*The data*:
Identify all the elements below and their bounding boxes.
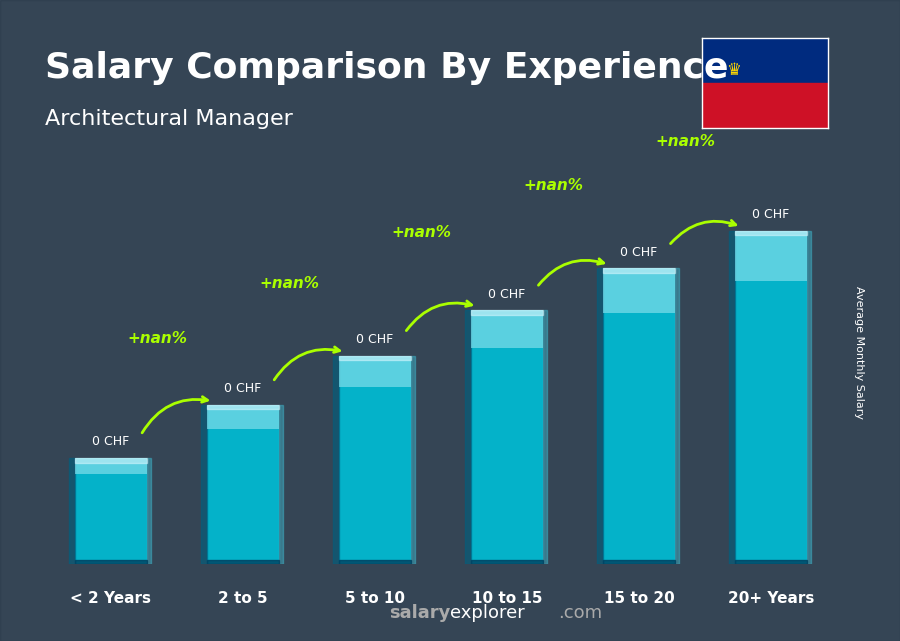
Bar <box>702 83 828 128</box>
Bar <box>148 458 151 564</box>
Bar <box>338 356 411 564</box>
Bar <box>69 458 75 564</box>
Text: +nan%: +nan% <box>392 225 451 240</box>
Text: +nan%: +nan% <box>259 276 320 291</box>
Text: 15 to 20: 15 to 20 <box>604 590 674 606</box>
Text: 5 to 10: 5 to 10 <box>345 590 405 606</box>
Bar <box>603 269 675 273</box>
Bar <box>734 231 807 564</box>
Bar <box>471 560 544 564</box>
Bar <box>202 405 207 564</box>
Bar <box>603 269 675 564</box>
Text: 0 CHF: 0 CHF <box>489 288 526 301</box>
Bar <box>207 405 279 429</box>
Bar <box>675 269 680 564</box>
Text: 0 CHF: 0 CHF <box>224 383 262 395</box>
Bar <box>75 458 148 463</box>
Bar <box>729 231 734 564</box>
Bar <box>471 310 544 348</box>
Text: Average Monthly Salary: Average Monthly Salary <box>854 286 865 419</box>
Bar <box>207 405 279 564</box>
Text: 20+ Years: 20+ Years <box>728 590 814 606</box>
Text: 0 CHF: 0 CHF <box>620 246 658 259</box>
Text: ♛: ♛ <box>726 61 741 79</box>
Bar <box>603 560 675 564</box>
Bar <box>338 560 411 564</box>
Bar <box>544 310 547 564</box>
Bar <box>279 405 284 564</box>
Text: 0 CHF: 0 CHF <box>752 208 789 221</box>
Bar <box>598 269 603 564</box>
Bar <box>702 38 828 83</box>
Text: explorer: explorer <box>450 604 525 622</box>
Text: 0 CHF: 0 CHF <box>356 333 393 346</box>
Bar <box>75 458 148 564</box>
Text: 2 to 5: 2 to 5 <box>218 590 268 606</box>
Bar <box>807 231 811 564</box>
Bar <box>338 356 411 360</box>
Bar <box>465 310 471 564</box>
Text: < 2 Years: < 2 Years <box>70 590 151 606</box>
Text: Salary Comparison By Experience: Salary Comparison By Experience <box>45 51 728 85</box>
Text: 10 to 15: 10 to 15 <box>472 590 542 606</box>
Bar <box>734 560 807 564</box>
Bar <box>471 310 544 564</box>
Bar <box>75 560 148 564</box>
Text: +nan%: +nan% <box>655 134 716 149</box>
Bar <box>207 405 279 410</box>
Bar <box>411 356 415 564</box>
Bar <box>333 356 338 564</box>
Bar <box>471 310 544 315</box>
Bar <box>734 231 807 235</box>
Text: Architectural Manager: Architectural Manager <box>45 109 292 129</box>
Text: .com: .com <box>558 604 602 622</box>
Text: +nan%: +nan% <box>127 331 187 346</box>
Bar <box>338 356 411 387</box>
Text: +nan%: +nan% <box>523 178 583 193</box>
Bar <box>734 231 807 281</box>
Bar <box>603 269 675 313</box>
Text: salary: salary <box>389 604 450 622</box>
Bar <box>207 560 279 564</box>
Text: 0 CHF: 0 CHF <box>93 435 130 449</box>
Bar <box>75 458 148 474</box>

==

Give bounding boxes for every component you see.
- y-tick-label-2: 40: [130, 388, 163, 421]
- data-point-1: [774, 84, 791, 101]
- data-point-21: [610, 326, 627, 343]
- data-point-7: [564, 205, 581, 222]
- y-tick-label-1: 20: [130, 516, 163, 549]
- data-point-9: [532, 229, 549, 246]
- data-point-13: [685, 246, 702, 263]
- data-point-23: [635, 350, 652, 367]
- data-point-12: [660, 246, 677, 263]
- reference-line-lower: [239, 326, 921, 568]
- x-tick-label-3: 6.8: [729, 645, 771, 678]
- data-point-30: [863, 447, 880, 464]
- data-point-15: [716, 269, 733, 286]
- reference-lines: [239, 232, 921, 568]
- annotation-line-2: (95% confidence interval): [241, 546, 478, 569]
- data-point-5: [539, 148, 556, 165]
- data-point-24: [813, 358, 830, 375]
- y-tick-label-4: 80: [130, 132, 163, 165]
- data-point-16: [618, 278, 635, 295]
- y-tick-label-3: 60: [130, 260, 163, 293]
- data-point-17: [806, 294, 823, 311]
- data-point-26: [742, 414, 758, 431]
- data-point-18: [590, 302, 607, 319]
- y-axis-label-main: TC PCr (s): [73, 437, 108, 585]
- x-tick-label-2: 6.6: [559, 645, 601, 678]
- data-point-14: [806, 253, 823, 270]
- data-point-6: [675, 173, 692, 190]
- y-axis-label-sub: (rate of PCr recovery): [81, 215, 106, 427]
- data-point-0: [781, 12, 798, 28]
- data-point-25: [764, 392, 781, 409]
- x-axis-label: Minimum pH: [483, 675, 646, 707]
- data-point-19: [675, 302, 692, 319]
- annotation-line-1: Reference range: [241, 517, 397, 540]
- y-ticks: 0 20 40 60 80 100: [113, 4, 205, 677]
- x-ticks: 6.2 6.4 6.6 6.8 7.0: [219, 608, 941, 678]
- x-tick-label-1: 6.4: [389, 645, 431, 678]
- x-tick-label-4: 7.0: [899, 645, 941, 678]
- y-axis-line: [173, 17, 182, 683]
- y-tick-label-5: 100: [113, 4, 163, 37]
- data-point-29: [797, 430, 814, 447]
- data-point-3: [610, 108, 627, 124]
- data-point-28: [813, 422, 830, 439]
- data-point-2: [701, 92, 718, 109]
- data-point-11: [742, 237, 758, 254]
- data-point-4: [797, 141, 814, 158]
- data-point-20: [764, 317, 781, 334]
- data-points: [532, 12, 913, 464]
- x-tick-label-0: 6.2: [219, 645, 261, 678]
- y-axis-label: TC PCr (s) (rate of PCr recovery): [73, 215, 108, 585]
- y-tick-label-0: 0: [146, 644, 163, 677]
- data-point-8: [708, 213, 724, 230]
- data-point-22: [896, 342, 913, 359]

*Task*: Please quote the records above word for word, from the line containing "Give bounding boxes" through the line containing "- y-tick-label-1: 20: [130, 516, 163, 549]", both lines included.

*Full response*:
Give bounding boxes for every component you see.
- y-tick-label-2: 40: [130, 388, 163, 421]
- data-point-1: [774, 84, 791, 101]
- data-point-21: [610, 326, 627, 343]
- data-point-7: [564, 205, 581, 222]
- y-tick-label-1: 20: [130, 516, 163, 549]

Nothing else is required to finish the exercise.